Yeah, a high percentage of our Catholic churches do not have better community than our Protestant brothers and sisters. Like that's real.

SPEAKER_02

Well, that's why I said, you know, the cot the conversations between Protestants and Catholics are more sophisticated now than what they were before. So the people who are coming into the faith, they're more well read and they're engaging in the sophisticated conversations, and so they in turn are a little bit more sophisticated in their formation and in their desire for truth, right? So it's it's amazing what's happening.

SPEAKER_01

I think in our volunteers are also there's a di there's a difference in the sophistication as well, but maybe not as much in the in the intellectual formation that we're seeing. I think that that's always kind of been there kind of front and center for the Catholic Church for a long time. But I think that we're finally we finally caught up on the emotional intelligence level of being able to talk about our relationship with Jesus in a way that doesn't come off at or doesn't ring the same alarm bells that it used to for for a lot of our Protestant brothers and sisters because we're because we're able to communicate it in the in a in a similar way. And that vocabulary I just don't think was there as much now. So I think we've grown on both sides in a way to meet closer in the middle, and that's just the whole thing. I agree.

Culture Shocks Driving Truth-Seeking

SPEAKER_02

I mean, that's a that's a great point to where Catholics now are I hate to say this, but Catholics finally are coming to the point of having an authentic true relationship with our Lord. And so whenever they evangelize or talk now, they're able to do what evangelization is, which is essentially just sharing a lived experience with the Lord Jesus. As Pope Pope Benedict XVI had stated in one of his addresses. I mean, that's what evangelists, you know, when our Lord called the disciples, he called them to come and be with him for three years, to sit with him, to eat with him, to converse with him, to cry with him, to be frustrated with him, to live with him and experience him. And so when he sends them out, all they gotta do is just go and share the lived experience. And I think that's the lesson for us to learn in evangelization. And so we ain't gonna be able to evangelize unless we have first unless we're first with the Lord. You can't give what you don't have, you know?

Data for processing.
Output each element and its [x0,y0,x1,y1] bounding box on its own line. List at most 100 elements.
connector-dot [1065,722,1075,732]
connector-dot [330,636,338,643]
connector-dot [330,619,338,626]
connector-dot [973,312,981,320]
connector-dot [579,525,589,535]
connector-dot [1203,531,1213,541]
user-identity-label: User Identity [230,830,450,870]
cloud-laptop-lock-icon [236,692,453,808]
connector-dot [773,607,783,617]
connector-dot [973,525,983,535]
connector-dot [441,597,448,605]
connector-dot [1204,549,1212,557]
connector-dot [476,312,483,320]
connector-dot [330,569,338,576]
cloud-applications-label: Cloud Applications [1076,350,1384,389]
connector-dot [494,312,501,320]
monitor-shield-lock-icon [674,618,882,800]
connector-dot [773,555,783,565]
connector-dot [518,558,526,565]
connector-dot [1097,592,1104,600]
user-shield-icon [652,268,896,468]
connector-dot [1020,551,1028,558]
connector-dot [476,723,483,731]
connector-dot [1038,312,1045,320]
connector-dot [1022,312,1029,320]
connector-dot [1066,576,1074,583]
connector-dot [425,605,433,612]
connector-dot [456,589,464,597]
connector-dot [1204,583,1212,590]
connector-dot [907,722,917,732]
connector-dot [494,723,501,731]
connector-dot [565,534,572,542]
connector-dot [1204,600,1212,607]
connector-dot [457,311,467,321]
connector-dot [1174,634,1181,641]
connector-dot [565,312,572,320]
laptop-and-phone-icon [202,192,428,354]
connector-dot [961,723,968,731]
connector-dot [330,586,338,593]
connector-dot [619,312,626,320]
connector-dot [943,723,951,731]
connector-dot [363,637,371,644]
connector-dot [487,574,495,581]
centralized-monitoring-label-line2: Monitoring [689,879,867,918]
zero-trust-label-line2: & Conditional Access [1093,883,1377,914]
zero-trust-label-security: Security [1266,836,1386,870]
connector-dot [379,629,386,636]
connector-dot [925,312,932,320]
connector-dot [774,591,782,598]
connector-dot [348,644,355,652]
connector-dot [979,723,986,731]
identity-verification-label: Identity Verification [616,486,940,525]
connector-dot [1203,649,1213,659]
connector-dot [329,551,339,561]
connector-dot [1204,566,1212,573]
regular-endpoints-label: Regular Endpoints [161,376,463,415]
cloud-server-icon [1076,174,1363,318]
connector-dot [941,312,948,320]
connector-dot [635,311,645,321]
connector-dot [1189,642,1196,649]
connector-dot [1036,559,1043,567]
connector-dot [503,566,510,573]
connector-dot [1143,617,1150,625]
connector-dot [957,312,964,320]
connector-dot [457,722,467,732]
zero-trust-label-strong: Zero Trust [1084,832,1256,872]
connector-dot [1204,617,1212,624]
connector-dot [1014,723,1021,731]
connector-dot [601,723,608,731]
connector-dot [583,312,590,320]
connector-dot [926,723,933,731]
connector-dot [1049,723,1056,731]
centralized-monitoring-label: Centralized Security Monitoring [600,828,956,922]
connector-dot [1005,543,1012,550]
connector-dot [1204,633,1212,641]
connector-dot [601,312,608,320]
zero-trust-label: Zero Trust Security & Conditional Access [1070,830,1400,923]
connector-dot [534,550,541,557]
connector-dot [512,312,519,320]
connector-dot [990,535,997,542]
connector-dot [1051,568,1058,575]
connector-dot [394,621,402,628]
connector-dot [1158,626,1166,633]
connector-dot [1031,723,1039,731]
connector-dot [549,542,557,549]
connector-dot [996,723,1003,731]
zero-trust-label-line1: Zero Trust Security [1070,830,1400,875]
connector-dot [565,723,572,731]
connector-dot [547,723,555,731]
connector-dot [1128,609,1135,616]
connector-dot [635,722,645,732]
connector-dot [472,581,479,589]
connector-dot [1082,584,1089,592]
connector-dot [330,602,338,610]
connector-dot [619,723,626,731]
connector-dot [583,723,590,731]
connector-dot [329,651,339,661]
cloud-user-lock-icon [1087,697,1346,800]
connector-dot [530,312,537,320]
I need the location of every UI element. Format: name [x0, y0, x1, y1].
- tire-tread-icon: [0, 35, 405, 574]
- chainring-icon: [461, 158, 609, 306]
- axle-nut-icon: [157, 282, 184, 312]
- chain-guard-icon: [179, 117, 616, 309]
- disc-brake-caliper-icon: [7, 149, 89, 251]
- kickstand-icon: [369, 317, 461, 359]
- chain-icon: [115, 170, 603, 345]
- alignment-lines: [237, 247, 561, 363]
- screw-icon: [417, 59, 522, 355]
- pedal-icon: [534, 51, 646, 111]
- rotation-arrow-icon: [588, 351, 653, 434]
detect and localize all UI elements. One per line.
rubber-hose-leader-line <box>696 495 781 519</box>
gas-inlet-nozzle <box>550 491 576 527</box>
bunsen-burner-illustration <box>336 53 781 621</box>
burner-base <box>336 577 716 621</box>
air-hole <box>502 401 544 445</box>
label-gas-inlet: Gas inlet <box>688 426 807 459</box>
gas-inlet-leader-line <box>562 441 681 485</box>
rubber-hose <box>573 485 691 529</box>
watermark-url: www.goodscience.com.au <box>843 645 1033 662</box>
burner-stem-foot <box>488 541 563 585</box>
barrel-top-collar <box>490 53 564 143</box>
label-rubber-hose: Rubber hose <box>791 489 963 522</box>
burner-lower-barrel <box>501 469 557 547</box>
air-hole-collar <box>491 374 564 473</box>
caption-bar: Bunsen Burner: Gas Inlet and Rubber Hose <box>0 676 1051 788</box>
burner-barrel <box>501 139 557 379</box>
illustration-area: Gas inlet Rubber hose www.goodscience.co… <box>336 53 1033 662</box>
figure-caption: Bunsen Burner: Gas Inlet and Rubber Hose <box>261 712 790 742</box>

What you will do.
[1] Transcribe the passage of the conversation about Catholics and Protestants from "I think in our" to "thing. I agree.".
[2] Restate the records word for word from their start through the line with "connector-dot [1022,312,1029,320]", including that line.

Set of answers.
[1]
I think in our volunteers are also there's a di there's a difference in the sophistication as well, but maybe not as much in the in the intellectual formation that we're seeing. I think that that's always kind of been there kind of front and center for the Catholic Church for a long time. But I think that we're finally we finally caught up on the emotional intelligence level of being able to talk about our relationship with Jesus in a way that doesn't come off at or doesn't ring the same alarm bells that it used to for for a lot of our Protestant brothers and sisters because we're because we're able to communicate it in the in a in a similar way. And that vocabulary I just don't think was there as much now. So I think we've grown on both sides in a way to meet closer in the middle, and that's just the whole thing. I agree.

[2]
Output each element and its [x0,y0,x1,y1] bounding box on its own line. List at most 100 elements.
connector-dot [1065,722,1075,732]
connector-dot [330,636,338,643]
connector-dot [330,619,338,626]
connector-dot [973,312,981,320]
connector-dot [579,525,589,535]
connector-dot [1203,531,1213,541]
user-identity-label: User Identity [230,830,450,870]
cloud-laptop-lock-icon [236,692,453,808]
connector-dot [773,607,783,617]
connector-dot [973,525,983,535]
connector-dot [441,597,448,605]
connector-dot [1204,549,1212,557]
connector-dot [476,312,483,320]
connector-dot [330,569,338,576]
cloud-applications-label: Cloud Applications [1076,350,1384,389]
connector-dot [494,312,501,320]
monitor-shield-lock-icon [674,618,882,800]
connector-dot [773,555,783,565]
connector-dot [518,558,526,565]
connector-dot [1097,592,1104,600]
user-shield-icon [652,268,896,468]
connector-dot [1020,551,1028,558]
connector-dot [476,723,483,731]
connector-dot [1038,312,1045,320]
connector-dot [1022,312,1029,320]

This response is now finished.